◆ INSTRUCTIONS TO FOLLOW
Copy everything from the first line of the entries down to the line containing "- Text: 10: 10: [380, 639, 395, 659]", including that line, reproducing each line character for character.

◆ RECORDS SHOWN
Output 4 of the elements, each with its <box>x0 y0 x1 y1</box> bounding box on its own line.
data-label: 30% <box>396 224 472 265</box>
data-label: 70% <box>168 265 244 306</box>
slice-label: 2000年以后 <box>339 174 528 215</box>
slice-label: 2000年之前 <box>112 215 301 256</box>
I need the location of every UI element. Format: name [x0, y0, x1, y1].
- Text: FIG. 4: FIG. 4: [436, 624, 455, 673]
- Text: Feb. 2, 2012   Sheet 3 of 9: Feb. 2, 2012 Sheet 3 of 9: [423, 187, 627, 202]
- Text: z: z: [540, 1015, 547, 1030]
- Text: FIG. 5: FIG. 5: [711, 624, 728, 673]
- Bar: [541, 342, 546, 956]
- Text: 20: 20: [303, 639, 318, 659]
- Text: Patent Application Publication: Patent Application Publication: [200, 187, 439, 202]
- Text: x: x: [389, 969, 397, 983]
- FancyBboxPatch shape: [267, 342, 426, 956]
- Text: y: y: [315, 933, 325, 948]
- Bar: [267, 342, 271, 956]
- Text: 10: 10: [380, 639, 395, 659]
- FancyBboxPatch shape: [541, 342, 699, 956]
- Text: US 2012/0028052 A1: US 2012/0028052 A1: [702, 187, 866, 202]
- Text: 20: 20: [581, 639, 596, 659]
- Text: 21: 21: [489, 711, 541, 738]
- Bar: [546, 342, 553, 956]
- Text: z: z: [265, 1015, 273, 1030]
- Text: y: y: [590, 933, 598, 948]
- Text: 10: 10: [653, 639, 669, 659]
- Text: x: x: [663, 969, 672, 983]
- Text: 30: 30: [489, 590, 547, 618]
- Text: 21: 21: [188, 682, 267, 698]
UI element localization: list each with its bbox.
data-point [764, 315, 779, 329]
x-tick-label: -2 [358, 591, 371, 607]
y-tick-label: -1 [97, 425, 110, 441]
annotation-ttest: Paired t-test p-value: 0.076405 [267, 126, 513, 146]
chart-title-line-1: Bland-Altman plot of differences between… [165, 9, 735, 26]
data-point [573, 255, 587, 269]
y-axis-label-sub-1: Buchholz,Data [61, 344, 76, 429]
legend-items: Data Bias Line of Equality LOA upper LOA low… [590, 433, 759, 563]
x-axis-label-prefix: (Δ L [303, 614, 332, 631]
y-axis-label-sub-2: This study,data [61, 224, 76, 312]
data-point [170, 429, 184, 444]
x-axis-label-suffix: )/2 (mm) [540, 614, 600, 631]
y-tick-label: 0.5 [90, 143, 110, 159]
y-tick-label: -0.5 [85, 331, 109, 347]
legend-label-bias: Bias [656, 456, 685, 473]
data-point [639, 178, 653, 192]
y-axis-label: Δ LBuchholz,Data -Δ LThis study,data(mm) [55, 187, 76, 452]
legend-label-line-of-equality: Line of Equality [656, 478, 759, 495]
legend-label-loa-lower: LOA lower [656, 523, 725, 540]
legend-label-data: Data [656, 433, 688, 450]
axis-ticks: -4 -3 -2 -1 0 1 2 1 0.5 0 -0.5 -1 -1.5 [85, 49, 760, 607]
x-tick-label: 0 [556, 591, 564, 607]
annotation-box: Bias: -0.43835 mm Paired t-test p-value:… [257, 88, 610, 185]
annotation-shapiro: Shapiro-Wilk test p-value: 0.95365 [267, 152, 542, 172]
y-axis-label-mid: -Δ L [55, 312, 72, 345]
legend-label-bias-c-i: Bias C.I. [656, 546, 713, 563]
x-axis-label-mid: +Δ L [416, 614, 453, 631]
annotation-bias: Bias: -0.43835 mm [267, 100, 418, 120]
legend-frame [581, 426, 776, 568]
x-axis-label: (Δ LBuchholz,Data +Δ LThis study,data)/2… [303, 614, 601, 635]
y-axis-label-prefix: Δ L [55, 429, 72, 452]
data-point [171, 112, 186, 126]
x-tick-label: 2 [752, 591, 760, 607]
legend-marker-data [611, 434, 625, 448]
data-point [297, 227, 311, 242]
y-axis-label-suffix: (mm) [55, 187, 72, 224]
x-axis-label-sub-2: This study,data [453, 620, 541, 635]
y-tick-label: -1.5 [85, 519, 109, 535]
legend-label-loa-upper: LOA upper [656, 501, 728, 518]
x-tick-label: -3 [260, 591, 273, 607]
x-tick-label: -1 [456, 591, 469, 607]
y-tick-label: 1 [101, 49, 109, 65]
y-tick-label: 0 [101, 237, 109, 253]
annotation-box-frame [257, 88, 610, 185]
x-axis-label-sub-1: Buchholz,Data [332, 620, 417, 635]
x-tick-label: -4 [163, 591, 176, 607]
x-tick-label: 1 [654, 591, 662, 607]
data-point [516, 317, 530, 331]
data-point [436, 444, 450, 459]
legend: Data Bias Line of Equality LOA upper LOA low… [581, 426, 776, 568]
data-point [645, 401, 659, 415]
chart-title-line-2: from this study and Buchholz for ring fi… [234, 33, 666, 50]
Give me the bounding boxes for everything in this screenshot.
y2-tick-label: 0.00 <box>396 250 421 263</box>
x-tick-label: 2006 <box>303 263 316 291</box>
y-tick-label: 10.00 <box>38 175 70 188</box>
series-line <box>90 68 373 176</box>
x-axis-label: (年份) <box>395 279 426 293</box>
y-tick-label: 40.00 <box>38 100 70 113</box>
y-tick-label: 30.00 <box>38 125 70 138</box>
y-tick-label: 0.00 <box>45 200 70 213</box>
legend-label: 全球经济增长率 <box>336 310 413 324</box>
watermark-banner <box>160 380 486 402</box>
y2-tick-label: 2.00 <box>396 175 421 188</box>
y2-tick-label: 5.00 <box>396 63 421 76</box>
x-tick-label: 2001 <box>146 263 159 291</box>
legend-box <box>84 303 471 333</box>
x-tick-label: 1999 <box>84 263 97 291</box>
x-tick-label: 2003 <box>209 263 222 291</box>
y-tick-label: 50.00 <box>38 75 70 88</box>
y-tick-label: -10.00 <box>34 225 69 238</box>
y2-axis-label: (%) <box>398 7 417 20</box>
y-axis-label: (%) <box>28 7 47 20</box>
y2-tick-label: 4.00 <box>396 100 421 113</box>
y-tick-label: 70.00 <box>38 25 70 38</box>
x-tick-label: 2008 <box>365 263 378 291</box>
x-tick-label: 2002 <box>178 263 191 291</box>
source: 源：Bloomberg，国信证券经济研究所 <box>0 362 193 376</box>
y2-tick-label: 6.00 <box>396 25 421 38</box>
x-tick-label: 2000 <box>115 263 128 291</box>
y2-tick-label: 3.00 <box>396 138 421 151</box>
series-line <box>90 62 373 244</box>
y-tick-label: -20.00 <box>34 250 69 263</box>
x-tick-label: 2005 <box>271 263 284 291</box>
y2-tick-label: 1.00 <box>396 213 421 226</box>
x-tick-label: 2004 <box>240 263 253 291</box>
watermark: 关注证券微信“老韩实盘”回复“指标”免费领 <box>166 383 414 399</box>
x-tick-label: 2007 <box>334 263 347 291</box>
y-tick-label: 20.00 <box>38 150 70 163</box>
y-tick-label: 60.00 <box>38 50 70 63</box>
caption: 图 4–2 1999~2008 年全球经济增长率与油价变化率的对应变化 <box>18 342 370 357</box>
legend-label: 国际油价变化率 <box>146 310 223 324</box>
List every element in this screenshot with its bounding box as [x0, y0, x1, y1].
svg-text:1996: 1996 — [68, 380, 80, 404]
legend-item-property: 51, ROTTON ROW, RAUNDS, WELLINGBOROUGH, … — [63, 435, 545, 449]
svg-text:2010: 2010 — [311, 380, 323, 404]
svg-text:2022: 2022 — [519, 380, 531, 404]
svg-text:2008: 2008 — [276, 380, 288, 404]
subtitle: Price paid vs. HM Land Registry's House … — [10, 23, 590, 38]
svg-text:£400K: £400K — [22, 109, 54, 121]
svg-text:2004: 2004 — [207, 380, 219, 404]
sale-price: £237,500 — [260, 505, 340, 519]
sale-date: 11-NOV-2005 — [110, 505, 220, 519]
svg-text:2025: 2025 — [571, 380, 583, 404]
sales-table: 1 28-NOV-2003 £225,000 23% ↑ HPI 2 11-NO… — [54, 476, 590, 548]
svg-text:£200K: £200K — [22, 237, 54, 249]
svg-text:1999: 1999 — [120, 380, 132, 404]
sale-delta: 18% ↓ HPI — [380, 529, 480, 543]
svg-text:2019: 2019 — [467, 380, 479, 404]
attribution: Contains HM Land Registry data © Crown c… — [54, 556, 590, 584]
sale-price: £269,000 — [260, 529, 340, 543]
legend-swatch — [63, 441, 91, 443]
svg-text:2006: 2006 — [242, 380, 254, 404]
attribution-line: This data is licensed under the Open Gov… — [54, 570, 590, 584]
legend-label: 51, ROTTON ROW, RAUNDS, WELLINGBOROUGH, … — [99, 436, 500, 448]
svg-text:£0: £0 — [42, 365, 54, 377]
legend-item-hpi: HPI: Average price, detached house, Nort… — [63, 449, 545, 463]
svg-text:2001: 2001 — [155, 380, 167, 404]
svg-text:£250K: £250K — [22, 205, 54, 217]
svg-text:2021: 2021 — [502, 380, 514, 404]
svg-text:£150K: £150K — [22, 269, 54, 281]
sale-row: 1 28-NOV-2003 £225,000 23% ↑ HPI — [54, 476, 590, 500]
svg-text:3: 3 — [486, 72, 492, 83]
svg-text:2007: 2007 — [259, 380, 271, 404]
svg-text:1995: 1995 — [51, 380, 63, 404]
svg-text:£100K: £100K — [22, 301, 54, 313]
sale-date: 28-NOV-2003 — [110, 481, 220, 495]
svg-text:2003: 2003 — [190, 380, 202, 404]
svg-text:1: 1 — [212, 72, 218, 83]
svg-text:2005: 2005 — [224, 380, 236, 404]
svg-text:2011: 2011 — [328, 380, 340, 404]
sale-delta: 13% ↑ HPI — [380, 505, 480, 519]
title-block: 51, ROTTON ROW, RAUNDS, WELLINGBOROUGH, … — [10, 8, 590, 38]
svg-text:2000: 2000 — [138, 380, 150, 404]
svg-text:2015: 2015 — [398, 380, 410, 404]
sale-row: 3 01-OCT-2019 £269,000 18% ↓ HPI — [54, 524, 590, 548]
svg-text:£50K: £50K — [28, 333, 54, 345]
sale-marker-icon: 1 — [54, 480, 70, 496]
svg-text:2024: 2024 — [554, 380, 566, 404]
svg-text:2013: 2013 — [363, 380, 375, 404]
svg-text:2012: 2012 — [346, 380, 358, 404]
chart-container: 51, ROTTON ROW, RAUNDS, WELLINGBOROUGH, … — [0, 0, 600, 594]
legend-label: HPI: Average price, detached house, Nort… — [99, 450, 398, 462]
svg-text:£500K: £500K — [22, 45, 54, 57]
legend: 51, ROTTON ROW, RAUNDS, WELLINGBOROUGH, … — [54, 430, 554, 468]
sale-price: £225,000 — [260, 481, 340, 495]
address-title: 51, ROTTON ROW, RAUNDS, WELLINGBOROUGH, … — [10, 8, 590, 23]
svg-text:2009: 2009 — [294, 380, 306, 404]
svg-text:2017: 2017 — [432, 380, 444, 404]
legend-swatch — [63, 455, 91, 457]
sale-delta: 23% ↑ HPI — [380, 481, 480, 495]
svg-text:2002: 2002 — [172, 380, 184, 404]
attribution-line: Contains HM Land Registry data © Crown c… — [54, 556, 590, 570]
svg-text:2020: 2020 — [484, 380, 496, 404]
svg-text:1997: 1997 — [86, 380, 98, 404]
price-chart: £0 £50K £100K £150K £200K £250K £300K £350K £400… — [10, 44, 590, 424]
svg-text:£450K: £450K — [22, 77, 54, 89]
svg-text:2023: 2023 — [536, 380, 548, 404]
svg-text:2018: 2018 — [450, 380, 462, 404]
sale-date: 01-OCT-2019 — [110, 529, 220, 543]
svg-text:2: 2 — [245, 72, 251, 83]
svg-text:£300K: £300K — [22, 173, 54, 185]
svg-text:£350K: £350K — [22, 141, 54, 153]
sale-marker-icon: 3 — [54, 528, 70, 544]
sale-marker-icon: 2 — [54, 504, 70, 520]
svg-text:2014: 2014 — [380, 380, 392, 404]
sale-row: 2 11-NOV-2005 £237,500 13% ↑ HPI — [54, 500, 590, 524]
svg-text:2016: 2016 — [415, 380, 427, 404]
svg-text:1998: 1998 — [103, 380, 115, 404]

◆ RESULT BELOW
Output 4 of the elements, each with its <box>x0 y0 x1 y1</box> bounding box on its own line.
data-label: 30% <box>396 224 472 265</box>
data-label: 70% <box>168 265 244 306</box>
slice-label: 2000年以后 <box>339 174 528 215</box>
slice-label: 2000年之前 <box>112 215 301 256</box>
I need the location of every UI element. Format: name [x0, y0, x1, y1].
- Text: FIG. 4: FIG. 4: [436, 624, 455, 673]
- Text: Feb. 2, 2012   Sheet 3 of 9: Feb. 2, 2012 Sheet 3 of 9: [423, 187, 627, 202]
- Text: z: z: [540, 1015, 547, 1030]
- Text: FIG. 5: FIG. 5: [711, 624, 728, 673]
- Bar: [541, 342, 546, 956]
- Text: 20: 20: [303, 639, 318, 659]
- Text: Patent Application Publication: Patent Application Publication: [200, 187, 439, 202]
- Text: x: x: [389, 969, 397, 983]
- FancyBboxPatch shape: [267, 342, 426, 956]
- Text: y: y: [315, 933, 325, 948]
- Bar: [267, 342, 271, 956]
- Text: 10: 10: [380, 639, 395, 659]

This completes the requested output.